**RECORDS FOR THIS TASK:**
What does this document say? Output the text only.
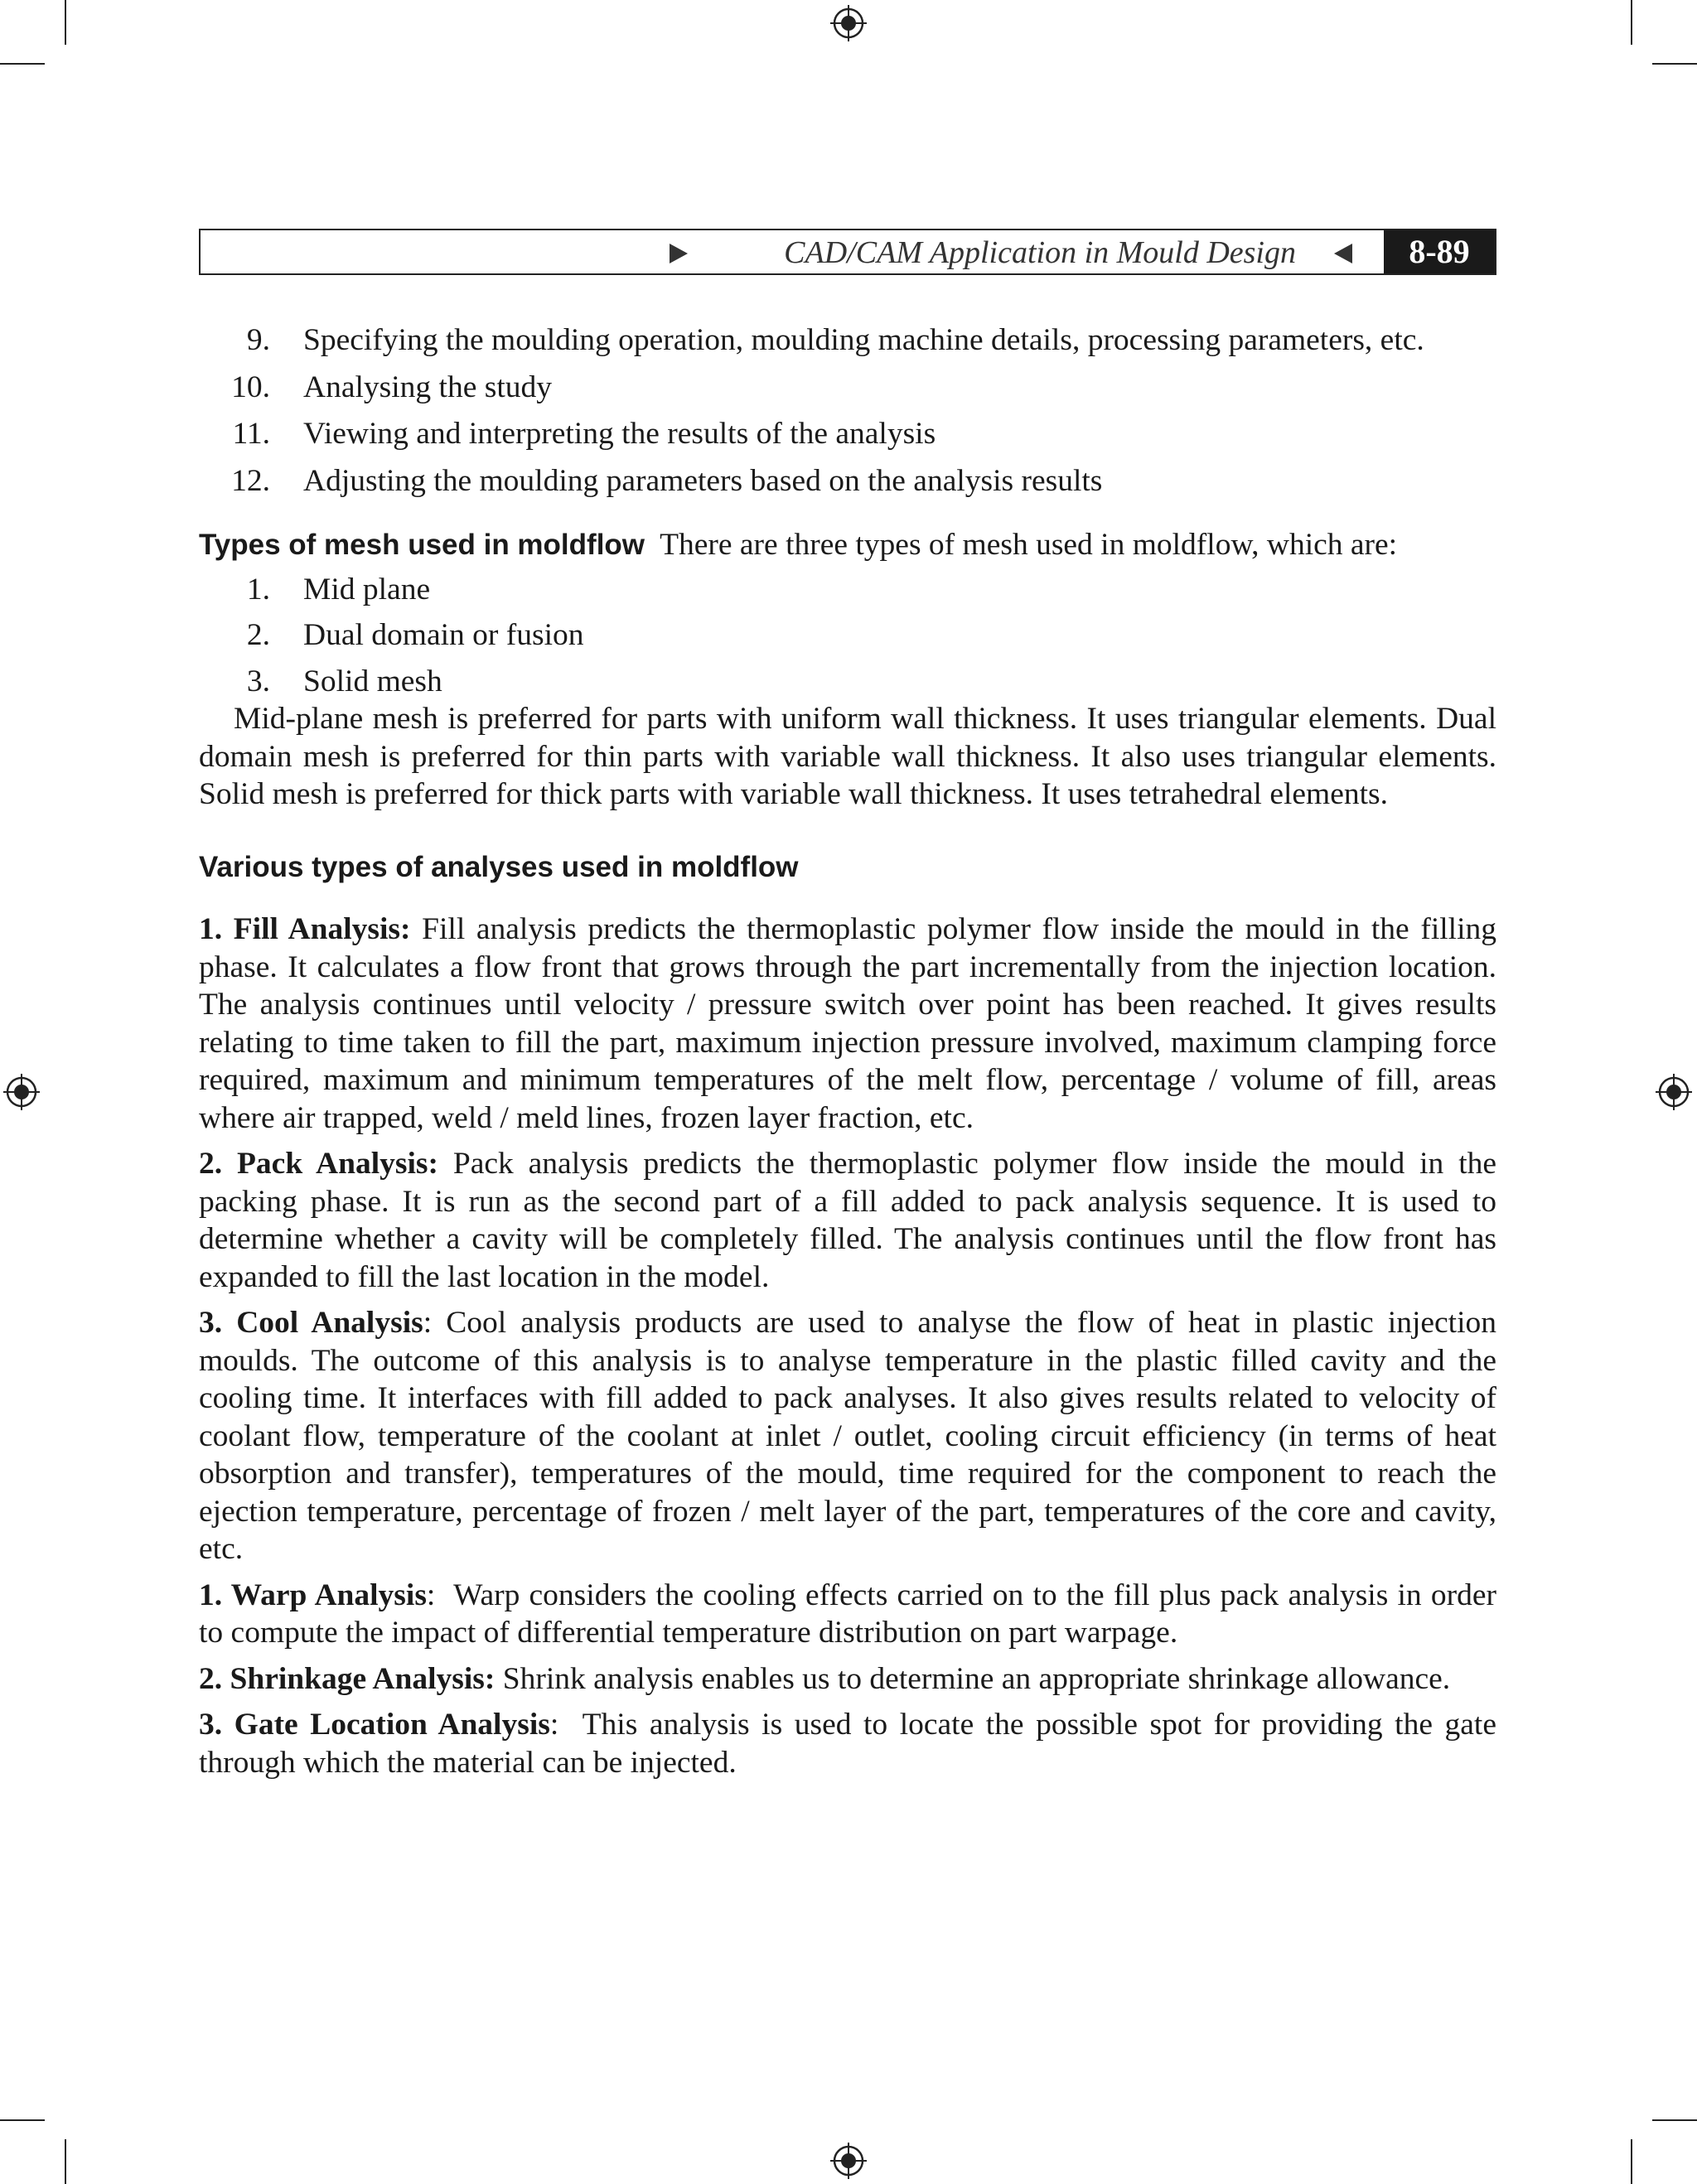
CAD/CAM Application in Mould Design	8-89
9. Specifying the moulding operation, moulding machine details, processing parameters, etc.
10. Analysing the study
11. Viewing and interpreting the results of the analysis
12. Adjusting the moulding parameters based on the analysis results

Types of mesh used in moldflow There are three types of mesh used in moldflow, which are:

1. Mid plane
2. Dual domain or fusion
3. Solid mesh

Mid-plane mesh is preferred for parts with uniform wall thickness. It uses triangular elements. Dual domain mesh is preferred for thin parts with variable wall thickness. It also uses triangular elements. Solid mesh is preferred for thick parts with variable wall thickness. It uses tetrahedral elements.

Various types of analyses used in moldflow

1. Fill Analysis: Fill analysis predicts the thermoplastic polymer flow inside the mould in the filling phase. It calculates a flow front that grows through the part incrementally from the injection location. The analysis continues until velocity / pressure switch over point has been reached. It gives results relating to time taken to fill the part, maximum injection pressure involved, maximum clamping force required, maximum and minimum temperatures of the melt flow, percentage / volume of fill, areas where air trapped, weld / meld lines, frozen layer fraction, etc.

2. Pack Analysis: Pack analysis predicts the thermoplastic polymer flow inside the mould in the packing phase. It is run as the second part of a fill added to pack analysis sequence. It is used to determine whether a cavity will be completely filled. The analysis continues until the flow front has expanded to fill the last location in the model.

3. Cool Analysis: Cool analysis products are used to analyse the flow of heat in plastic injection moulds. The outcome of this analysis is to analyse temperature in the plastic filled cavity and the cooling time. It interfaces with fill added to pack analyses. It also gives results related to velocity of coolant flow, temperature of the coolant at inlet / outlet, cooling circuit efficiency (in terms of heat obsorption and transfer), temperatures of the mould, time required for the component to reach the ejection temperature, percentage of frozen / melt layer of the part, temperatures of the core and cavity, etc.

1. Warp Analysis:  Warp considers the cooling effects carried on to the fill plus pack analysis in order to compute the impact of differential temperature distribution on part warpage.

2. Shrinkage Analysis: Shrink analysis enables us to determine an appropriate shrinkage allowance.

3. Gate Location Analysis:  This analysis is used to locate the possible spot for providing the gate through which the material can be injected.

...

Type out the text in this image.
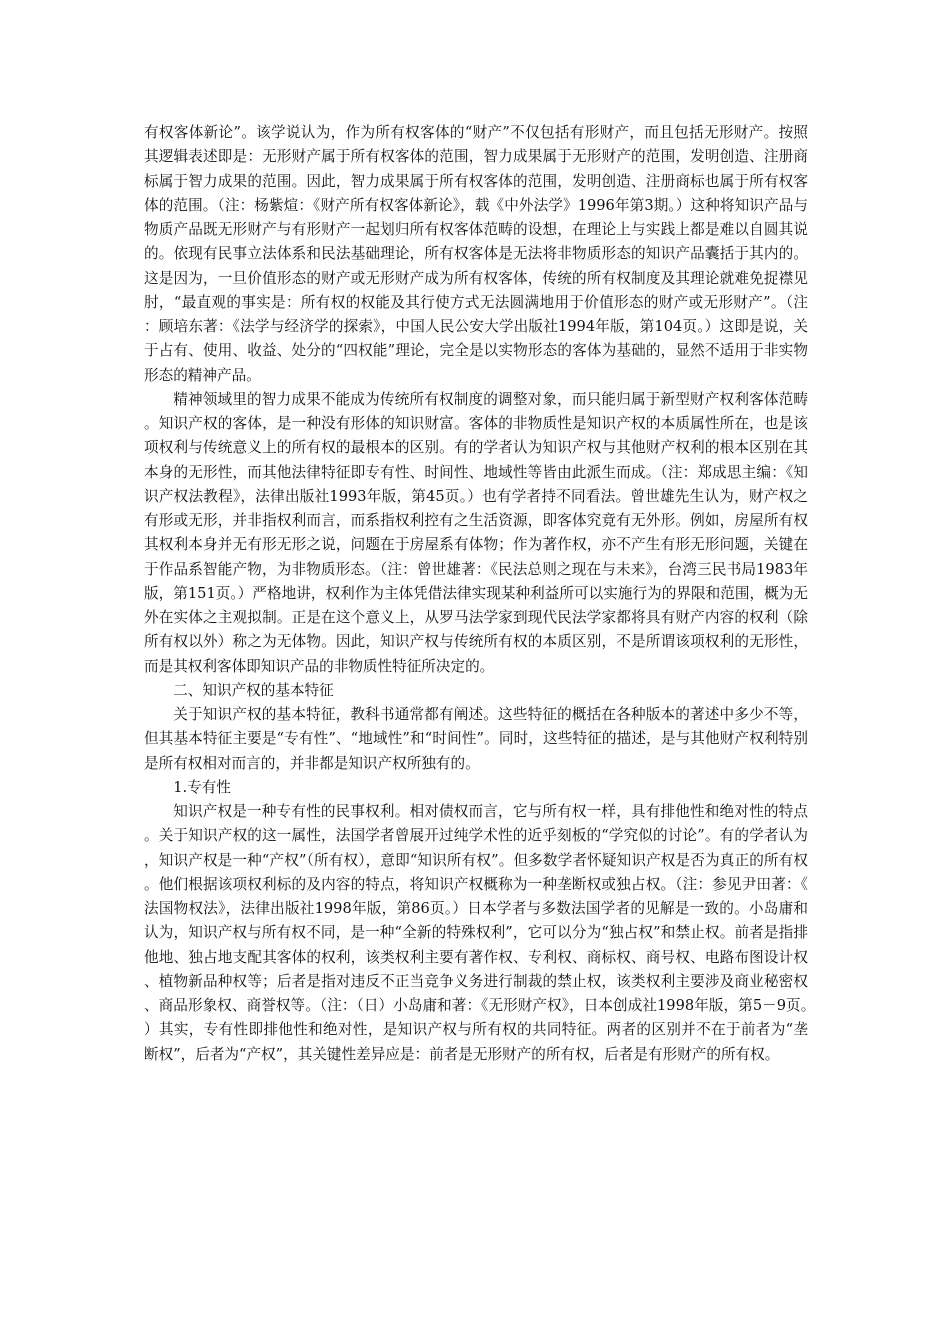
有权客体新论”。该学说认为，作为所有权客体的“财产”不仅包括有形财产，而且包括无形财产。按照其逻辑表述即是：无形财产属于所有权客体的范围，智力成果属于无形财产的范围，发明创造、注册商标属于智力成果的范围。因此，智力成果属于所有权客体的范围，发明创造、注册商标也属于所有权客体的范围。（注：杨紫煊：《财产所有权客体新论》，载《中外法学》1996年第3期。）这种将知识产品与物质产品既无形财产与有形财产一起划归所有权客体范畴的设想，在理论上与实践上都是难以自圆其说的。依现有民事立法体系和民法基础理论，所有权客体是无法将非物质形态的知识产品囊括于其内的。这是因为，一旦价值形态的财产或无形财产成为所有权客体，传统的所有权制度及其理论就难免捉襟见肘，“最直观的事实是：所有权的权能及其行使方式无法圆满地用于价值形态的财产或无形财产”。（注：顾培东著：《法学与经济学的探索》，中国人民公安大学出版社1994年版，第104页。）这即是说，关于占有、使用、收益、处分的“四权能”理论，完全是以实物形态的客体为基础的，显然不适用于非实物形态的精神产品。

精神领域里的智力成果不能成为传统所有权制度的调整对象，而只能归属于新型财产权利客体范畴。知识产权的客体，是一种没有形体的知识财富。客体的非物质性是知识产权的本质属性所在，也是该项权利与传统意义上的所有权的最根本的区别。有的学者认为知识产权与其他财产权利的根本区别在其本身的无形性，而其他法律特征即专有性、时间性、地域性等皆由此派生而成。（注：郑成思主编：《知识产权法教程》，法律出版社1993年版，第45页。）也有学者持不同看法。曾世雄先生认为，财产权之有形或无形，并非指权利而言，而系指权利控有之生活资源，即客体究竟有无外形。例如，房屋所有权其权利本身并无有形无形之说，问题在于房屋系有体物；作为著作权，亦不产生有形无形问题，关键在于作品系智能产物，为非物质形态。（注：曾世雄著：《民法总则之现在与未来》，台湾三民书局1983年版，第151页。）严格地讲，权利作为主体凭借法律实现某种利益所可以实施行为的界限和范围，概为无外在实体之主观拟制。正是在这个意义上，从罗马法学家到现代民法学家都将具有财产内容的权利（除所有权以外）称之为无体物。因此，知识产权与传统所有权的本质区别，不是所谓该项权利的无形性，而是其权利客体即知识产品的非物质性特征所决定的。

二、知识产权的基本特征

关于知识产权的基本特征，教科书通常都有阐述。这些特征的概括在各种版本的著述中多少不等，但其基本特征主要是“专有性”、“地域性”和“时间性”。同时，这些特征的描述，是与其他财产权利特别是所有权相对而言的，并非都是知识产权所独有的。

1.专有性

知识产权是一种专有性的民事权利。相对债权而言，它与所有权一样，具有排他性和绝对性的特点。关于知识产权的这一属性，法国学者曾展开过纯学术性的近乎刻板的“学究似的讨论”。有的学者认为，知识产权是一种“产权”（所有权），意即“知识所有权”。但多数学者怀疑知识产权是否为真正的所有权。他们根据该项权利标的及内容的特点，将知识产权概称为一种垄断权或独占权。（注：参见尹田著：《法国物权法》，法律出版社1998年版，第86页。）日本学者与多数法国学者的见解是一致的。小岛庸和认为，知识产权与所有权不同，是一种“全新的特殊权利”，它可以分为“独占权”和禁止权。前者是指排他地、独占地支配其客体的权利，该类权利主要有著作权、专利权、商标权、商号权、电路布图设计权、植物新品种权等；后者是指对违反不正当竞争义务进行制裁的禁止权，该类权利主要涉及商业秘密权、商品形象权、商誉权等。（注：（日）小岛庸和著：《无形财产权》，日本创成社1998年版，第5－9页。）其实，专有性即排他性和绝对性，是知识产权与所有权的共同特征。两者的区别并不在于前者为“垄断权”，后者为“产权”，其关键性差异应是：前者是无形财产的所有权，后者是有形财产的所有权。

**THE EXERCISE:** Isolate each line of the listing above that includes "types". Copy it.

**SOLUTION:**
Types of mesh used in moldflow There are three types of mesh used in moldflow, which are:
Various types of analyses used in moldflow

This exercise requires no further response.